··· EXTRACTED DATA

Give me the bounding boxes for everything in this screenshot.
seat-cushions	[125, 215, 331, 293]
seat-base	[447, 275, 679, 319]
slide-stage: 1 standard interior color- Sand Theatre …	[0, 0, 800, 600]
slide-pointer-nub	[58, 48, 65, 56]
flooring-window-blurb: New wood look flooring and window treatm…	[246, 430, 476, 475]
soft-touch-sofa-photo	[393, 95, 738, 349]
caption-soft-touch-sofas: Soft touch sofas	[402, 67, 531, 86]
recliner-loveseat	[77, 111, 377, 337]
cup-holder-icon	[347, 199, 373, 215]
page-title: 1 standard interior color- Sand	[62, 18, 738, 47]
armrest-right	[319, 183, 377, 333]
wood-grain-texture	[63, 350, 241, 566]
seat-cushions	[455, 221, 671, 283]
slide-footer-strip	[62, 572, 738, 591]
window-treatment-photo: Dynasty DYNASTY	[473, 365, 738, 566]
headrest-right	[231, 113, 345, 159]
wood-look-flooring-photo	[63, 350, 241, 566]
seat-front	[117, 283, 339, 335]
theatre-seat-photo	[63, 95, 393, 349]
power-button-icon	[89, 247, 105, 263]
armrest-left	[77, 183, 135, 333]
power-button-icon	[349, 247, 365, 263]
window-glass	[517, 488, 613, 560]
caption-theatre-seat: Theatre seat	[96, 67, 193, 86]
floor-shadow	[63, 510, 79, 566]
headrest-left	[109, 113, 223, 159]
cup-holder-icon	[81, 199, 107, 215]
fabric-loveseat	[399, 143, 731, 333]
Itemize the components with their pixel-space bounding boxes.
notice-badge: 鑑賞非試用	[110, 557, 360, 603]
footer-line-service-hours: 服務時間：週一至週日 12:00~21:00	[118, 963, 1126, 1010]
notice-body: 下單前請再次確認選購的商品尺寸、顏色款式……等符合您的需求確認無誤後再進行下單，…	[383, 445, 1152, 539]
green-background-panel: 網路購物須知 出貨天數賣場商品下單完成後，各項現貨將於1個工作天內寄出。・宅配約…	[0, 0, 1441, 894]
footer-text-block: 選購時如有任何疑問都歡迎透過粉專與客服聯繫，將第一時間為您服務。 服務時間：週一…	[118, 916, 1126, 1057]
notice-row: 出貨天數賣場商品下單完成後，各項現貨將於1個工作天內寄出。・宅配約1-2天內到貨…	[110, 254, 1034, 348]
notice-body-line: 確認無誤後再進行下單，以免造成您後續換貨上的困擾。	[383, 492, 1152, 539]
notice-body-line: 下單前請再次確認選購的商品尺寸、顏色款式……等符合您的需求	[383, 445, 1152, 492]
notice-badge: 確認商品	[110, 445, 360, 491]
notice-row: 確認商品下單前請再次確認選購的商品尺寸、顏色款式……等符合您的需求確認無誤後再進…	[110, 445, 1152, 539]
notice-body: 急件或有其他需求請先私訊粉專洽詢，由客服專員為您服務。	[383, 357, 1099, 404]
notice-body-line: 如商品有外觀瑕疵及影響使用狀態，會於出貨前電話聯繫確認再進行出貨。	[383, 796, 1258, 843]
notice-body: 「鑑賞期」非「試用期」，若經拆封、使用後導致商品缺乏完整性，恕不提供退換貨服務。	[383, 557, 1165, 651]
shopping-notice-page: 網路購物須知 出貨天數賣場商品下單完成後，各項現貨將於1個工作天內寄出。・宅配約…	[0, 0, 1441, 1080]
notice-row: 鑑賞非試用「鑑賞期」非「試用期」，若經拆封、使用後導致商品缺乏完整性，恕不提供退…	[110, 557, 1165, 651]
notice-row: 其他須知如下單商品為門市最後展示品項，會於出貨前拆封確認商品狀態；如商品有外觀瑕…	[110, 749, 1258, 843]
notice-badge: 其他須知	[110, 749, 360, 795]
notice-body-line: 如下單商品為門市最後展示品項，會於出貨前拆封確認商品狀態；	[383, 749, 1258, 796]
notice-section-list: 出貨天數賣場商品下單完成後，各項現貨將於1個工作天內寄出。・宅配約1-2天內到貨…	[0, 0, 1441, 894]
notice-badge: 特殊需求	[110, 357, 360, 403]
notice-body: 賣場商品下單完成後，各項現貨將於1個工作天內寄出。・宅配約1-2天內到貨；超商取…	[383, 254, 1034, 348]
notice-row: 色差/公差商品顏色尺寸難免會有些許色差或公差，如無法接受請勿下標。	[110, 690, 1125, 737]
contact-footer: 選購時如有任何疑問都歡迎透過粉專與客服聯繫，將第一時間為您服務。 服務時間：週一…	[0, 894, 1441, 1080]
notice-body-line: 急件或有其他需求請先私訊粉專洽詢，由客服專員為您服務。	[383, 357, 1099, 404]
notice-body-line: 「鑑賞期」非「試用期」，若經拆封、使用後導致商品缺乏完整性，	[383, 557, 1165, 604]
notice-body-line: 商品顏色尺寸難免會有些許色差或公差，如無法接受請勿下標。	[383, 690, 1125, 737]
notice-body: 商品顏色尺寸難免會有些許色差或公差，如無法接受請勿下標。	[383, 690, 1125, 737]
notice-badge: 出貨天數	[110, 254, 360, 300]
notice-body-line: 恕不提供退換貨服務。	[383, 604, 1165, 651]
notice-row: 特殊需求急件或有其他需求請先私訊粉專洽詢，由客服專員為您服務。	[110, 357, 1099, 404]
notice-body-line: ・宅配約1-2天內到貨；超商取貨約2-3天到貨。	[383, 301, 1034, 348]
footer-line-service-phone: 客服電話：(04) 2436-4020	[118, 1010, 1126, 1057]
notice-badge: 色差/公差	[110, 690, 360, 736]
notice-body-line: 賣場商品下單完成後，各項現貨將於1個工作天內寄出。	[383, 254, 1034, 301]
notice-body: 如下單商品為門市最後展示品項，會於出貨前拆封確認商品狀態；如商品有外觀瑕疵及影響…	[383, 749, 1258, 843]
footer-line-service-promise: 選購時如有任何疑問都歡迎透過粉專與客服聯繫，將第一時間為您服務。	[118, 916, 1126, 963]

······

WRITTEN REQUEST :: Reproduce every line of the data items above without changing anything.

THE RESPONSE ::
Give me the bounding boxes for everything in this screenshot.
seat-cushions	[125, 215, 331, 293]
seat-base	[447, 275, 679, 319]
slide-stage: 1 standard interior color- Sand Theatre …	[0, 0, 800, 600]
slide-pointer-nub	[58, 48, 65, 56]
flooring-window-blurb: New wood look flooring and window treatm…	[246, 430, 476, 475]
soft-touch-sofa-photo	[393, 95, 738, 349]
caption-soft-touch-sofas: Soft touch sofas	[402, 67, 531, 86]
recliner-loveseat	[77, 111, 377, 337]
cup-holder-icon	[347, 199, 373, 215]
page-title: 1 standard interior color- Sand	[62, 18, 738, 47]
armrest-right	[319, 183, 377, 333]
wood-grain-texture	[63, 350, 241, 566]
seat-cushions	[455, 221, 671, 283]
slide-footer-strip	[62, 572, 738, 591]
window-treatment-photo: Dynasty DYNASTY	[473, 365, 738, 566]
headrest-right	[231, 113, 345, 159]
wood-look-flooring-photo	[63, 350, 241, 566]
seat-front	[117, 283, 339, 335]
theatre-seat-photo	[63, 95, 393, 349]
power-button-icon	[89, 247, 105, 263]
armrest-left	[77, 183, 135, 333]
power-button-icon	[349, 247, 365, 263]
window-glass	[517, 488, 613, 560]
caption-theatre-seat: Theatre seat	[96, 67, 193, 86]
floor-shadow	[63, 510, 79, 566]
headrest-left	[109, 113, 223, 159]
cup-holder-icon	[81, 199, 107, 215]
fabric-loveseat	[399, 143, 731, 333]
Itemize the components with their pixel-space bounding boxes.
notice-badge: 鑑賞非試用	[110, 557, 360, 603]
footer-line-service-hours: 服務時間：週一至週日 12:00~21:00	[118, 963, 1126, 1010]
notice-body: 下單前請再次確認選購的商品尺寸、顏色款式……等符合您的需求確認無誤後再進行下單，…	[383, 445, 1152, 539]
green-background-panel: 網路購物須知 出貨天數賣場商品下單完成後，各項現貨將於1個工作天內寄出。・宅配約…	[0, 0, 1441, 894]
footer-text-block: 選購時如有任何疑問都歡迎透過粉專與客服聯繫，將第一時間為您服務。 服務時間：週一…	[118, 916, 1126, 1057]
notice-row: 出貨天數賣場商品下單完成後，各項現貨將於1個工作天內寄出。・宅配約1-2天內到貨…	[110, 254, 1034, 348]
notice-body-line: 確認無誤後再進行下單，以免造成您後續換貨上的困擾。	[383, 492, 1152, 539]
notice-body-line: 下單前請再次確認選購的商品尺寸、顏色款式……等符合您的需求	[383, 445, 1152, 492]
notice-badge: 確認商品	[110, 445, 360, 491]
notice-row: 確認商品下單前請再次確認選購的商品尺寸、顏色款式……等符合您的需求確認無誤後再進…	[110, 445, 1152, 539]
notice-body: 急件或有其他需求請先私訊粉專洽詢，由客服專員為您服務。	[383, 357, 1099, 404]
notice-body-line: 如商品有外觀瑕疵及影響使用狀態，會於出貨前電話聯繫確認再進行出貨。	[383, 796, 1258, 843]
notice-body: 「鑑賞期」非「試用期」，若經拆封、使用後導致商品缺乏完整性，恕不提供退換貨服務。	[383, 557, 1165, 651]
shopping-notice-page: 網路購物須知 出貨天數賣場商品下單完成後，各項現貨將於1個工作天內寄出。・宅配約…	[0, 0, 1441, 1080]
notice-row: 鑑賞非試用「鑑賞期」非「試用期」，若經拆封、使用後導致商品缺乏完整性，恕不提供退…	[110, 557, 1165, 651]
notice-row: 其他須知如下單商品為門市最後展示品項，會於出貨前拆封確認商品狀態；如商品有外觀瑕…	[110, 749, 1258, 843]
notice-badge: 其他須知	[110, 749, 360, 795]
notice-body-line: 如下單商品為門市最後展示品項，會於出貨前拆封確認商品狀態；	[383, 749, 1258, 796]
notice-section-list: 出貨天數賣場商品下單完成後，各項現貨將於1個工作天內寄出。・宅配約1-2天內到貨…	[0, 0, 1441, 894]
notice-badge: 特殊需求	[110, 357, 360, 403]
notice-body: 賣場商品下單完成後，各項現貨將於1個工作天內寄出。・宅配約1-2天內到貨；超商取…	[383, 254, 1034, 348]
notice-row: 色差/公差商品顏色尺寸難免會有些許色差或公差，如無法接受請勿下標。	[110, 690, 1125, 737]
contact-footer: 選購時如有任何疑問都歡迎透過粉專與客服聯繫，將第一時間為您服務。 服務時間：週一…	[0, 894, 1441, 1080]
notice-body-line: 急件或有其他需求請先私訊粉專洽詢，由客服專員為您服務。	[383, 357, 1099, 404]
notice-body-line: 「鑑賞期」非「試用期」，若經拆封、使用後導致商品缺乏完整性，	[383, 557, 1165, 604]
notice-body-line: 商品顏色尺寸難免會有些許色差或公差，如無法接受請勿下標。	[383, 690, 1125, 737]
notice-body: 商品顏色尺寸難免會有些許色差或公差，如無法接受請勿下標。	[383, 690, 1125, 737]
notice-badge: 出貨天數	[110, 254, 360, 300]
notice-body-line: 恕不提供退換貨服務。	[383, 604, 1165, 651]
notice-row: 特殊需求急件或有其他需求請先私訊粉專洽詢，由客服專員為您服務。	[110, 357, 1099, 404]
notice-body-line: ・宅配約1-2天內到貨；超商取貨約2-3天到貨。	[383, 301, 1034, 348]
footer-line-service-phone: 客服電話：(04) 2436-4020	[118, 1010, 1126, 1057]
notice-badge: 色差/公差	[110, 690, 360, 736]
notice-body-line: 賣場商品下單完成後，各項現貨將於1個工作天內寄出。	[383, 254, 1034, 301]
notice-body: 如下單商品為門市最後展示品項，會於出貨前拆封確認商品狀態；如商品有外觀瑕疵及影響…	[383, 749, 1258, 843]
footer-line-service-promise: 選購時如有任何疑問都歡迎透過粉專與客服聯繫，將第一時間為您服務。	[118, 916, 1126, 963]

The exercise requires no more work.